Work to complete:
Check every line below for the word "this" and show those that hold it.

--- Start of Excerpted data ---

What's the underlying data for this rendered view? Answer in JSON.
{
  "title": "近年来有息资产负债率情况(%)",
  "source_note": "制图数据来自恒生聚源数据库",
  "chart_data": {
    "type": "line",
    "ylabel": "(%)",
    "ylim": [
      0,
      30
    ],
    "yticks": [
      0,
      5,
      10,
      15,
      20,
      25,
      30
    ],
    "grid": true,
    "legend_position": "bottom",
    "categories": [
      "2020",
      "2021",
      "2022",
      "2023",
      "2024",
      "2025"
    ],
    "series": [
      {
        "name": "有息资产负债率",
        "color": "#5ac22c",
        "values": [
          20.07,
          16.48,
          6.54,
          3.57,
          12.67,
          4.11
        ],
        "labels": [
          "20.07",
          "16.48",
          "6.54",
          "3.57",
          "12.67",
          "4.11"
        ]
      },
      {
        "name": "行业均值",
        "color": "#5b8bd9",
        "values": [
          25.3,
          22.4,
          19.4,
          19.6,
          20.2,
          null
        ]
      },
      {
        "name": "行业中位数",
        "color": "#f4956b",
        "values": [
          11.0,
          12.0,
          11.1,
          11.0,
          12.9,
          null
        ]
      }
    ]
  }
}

--- End of Excerpted data ---
--- Start of Excerpted data ---

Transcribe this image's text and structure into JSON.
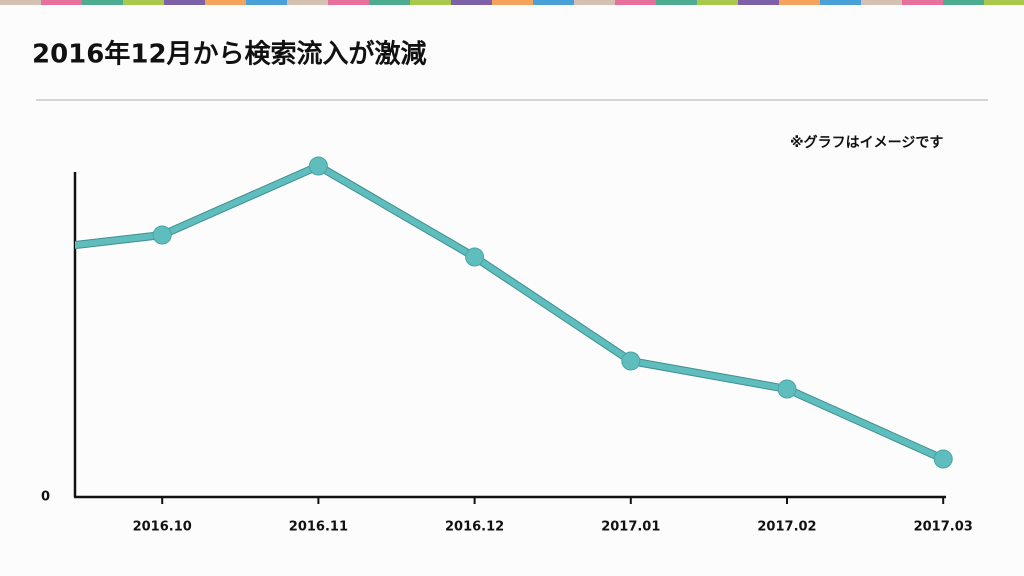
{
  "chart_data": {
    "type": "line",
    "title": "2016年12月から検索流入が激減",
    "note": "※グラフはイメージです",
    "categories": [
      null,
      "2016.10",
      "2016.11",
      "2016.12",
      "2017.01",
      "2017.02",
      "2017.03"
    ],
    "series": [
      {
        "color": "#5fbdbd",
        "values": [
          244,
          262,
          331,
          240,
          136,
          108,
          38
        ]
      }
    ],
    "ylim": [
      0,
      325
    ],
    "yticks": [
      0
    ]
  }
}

--- End of Excerpted data ---

Written solution:
What's the underlying data for this rendered view? Answer in JSON.
Transcribe this image's text and structure into JSON.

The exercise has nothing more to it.